* GIVEN EXERCISE *
Copy every line of the entries that includes the word "сера".

* SUPPLIED INFORMATION *

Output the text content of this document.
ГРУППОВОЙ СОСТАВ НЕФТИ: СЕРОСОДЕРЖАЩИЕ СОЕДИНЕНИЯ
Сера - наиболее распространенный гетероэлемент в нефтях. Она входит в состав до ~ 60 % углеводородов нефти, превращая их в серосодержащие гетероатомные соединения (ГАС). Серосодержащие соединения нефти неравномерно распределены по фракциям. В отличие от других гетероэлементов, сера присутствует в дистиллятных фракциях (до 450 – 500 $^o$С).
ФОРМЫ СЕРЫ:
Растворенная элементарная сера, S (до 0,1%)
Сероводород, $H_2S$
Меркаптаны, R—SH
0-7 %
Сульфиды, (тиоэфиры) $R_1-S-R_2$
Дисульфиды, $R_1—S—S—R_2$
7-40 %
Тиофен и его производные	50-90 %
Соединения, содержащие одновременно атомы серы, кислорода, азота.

* RESULT FOR THIS TASK *
Сера - наиболее распространенный гетероэлемент в нефтях. Она входит в состав до ~ 60 % углеводородов нефти, превращая их в серосодержащие гетероатомные соединения (ГАС). Серосодержащие соединения нефти неравномерно распределены по фракциям. В отличие от других гетероэлементов, сера присутствует в дистиллятных фракциях (до 450 – 500 $^o$С).
Растворенная элементарная сера, S (до 0,1%)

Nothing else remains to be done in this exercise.